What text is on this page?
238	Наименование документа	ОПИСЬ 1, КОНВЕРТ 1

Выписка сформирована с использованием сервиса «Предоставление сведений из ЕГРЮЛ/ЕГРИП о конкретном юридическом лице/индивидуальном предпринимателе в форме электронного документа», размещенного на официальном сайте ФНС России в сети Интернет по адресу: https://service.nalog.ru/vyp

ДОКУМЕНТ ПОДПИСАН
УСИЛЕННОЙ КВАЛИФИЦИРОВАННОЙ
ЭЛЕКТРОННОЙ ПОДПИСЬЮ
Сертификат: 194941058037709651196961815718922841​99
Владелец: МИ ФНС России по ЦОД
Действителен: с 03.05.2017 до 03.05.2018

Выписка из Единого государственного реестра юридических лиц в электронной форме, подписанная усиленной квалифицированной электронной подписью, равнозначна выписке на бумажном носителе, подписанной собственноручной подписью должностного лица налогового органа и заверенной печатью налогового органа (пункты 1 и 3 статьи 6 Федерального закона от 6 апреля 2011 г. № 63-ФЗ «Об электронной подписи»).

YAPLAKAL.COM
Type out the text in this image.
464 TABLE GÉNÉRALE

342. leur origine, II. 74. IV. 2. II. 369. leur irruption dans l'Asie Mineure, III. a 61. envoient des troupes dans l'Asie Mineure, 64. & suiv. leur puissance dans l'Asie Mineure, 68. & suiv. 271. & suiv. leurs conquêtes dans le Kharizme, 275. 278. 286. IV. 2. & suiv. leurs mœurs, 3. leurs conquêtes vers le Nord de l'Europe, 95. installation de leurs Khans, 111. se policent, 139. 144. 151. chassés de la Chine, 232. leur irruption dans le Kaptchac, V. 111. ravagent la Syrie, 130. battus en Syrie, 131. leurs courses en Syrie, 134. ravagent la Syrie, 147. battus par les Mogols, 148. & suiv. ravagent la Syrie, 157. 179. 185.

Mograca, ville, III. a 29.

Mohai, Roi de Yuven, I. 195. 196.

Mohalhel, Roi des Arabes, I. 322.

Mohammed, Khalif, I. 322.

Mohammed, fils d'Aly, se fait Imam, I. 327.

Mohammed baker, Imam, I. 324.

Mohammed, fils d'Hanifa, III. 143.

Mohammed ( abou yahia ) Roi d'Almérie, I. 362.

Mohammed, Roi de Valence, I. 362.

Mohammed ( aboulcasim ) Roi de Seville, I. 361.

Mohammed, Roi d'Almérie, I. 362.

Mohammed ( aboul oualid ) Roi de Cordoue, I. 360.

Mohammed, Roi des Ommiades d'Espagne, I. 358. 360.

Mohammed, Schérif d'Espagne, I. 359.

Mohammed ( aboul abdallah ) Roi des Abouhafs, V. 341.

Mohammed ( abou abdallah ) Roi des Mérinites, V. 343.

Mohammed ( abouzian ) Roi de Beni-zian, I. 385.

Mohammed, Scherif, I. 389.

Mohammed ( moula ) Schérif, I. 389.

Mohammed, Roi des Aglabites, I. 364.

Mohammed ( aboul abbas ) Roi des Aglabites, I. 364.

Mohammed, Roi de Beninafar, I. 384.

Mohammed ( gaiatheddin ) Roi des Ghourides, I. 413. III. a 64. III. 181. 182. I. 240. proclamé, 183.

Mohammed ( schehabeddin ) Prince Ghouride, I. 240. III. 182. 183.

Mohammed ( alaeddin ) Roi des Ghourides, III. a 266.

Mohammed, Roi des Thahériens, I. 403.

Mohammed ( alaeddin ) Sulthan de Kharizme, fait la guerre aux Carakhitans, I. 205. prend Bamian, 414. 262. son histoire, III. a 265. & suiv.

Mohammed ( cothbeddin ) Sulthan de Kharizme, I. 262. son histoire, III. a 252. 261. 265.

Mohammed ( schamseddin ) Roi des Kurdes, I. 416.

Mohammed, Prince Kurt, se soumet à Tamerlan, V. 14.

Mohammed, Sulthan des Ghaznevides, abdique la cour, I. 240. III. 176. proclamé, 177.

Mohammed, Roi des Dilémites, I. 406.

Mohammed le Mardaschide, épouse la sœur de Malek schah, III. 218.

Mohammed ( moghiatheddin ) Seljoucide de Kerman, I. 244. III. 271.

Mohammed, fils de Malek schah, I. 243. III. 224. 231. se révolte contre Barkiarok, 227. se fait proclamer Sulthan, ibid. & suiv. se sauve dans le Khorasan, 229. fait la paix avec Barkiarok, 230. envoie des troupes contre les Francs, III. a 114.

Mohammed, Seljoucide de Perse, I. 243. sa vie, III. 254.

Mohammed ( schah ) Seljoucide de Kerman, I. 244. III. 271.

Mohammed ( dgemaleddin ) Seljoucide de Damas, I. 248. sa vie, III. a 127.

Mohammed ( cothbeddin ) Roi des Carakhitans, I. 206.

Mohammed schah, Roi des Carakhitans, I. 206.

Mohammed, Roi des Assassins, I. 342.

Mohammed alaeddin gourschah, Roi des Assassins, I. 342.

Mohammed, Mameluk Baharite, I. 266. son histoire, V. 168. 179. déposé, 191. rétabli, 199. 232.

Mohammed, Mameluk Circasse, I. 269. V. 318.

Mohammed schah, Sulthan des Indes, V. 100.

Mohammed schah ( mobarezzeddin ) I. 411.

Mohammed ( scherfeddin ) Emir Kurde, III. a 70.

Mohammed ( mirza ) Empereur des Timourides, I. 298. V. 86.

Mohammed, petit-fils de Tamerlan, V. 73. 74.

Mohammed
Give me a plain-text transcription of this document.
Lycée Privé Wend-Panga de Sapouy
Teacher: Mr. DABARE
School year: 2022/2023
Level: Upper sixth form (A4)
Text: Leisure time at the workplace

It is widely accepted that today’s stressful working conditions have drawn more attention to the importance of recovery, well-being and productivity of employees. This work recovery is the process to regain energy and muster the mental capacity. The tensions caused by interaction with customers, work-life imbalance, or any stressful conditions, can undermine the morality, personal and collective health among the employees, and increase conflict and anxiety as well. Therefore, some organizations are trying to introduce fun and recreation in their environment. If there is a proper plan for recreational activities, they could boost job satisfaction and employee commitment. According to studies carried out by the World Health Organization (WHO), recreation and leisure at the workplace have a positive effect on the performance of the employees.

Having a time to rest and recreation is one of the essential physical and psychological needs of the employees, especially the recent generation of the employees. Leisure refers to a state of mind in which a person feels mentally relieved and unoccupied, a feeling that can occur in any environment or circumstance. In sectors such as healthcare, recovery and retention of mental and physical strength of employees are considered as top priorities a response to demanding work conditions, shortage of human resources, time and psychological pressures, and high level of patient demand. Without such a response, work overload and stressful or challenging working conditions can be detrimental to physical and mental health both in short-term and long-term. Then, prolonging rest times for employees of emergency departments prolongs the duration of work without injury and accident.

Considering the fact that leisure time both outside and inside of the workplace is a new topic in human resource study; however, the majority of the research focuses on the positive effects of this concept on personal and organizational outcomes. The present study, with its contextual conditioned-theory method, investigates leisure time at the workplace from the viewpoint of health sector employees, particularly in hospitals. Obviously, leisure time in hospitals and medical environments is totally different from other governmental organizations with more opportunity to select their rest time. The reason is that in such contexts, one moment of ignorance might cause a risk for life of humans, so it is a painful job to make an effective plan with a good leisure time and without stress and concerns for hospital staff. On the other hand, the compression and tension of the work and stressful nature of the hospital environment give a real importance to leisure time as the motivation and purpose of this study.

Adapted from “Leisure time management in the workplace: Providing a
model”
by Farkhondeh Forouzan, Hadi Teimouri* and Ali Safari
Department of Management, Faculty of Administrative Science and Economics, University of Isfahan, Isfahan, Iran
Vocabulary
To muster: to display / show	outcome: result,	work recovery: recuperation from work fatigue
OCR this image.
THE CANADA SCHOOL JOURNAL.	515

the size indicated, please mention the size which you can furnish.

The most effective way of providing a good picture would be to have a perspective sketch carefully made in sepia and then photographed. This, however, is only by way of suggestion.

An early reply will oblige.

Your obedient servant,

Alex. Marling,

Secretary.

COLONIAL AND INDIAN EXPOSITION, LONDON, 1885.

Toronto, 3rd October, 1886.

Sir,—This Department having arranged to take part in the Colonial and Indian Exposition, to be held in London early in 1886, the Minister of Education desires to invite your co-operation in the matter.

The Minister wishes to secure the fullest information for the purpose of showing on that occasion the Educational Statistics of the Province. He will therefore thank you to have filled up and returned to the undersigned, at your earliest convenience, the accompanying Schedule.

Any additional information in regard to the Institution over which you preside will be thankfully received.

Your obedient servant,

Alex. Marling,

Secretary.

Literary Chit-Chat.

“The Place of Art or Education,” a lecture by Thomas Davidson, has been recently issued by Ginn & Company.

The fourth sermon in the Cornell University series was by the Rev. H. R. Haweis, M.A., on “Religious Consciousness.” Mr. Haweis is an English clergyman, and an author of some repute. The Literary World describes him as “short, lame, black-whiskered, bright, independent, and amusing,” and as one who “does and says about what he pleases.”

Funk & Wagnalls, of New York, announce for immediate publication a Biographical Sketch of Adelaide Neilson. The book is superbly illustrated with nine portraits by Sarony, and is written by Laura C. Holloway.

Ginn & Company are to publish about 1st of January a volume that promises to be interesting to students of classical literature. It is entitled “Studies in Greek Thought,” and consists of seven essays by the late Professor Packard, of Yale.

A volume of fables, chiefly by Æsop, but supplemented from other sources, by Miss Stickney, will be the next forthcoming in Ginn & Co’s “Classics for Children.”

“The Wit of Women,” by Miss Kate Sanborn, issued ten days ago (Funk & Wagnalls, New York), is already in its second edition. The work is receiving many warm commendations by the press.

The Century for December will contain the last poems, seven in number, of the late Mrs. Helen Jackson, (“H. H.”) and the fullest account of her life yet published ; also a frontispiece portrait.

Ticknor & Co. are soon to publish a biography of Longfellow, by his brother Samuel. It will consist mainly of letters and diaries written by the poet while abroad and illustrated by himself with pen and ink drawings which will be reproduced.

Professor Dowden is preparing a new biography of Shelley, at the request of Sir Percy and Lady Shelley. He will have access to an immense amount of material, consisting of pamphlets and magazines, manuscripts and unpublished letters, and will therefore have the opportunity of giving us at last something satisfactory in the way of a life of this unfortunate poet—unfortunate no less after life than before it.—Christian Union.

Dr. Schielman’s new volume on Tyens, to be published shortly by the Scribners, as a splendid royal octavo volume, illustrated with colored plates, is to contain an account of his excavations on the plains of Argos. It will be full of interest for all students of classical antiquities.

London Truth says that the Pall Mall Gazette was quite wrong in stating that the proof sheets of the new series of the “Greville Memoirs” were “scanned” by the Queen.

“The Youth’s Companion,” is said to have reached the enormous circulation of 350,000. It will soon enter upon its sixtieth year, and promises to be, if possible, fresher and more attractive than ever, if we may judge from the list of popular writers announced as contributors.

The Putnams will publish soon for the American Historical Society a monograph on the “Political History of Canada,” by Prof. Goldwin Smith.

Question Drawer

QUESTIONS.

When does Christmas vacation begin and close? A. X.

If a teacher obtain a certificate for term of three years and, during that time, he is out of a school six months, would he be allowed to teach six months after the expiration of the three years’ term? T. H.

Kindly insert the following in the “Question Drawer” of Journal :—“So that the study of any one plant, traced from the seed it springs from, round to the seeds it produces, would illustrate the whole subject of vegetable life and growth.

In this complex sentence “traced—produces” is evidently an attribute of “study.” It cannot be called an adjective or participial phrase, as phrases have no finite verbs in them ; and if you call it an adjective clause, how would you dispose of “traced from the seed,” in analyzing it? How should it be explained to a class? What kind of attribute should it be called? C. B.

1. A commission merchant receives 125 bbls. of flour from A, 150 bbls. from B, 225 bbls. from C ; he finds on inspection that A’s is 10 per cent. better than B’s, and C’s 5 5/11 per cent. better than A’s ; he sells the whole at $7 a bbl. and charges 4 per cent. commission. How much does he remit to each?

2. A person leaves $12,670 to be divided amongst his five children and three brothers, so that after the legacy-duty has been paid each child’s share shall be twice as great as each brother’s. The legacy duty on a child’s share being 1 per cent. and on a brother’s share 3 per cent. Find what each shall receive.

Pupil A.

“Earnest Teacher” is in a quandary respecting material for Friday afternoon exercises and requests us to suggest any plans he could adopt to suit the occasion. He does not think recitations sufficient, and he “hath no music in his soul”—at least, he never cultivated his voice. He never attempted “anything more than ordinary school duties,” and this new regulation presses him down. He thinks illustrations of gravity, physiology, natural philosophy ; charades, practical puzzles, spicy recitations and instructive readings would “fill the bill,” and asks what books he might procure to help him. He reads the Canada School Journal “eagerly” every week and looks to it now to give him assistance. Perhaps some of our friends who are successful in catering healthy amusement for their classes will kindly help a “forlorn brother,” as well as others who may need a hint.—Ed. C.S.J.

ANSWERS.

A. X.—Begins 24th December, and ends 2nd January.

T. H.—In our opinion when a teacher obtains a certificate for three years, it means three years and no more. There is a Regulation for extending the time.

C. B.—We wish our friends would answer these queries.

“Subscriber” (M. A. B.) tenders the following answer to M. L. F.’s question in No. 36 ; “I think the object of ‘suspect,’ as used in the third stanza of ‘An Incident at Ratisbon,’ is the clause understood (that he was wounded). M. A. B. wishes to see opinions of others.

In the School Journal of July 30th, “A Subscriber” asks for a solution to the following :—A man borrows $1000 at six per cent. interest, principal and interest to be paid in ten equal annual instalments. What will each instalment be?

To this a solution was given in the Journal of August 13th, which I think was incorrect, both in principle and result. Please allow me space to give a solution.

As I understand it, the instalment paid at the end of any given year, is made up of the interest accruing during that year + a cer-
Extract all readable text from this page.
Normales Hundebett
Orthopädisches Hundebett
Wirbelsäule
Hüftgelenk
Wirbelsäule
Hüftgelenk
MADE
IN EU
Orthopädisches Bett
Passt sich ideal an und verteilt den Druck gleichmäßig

------

**Do this**
Lines containing the string "Tamerlan" are to be selected and copied.

**Full answer**
Mohammed, Prince Kurt, se soumet à Tamerlan, V. 14.
Mohammed, petit-fils de Tamerlan, V. 73. 74.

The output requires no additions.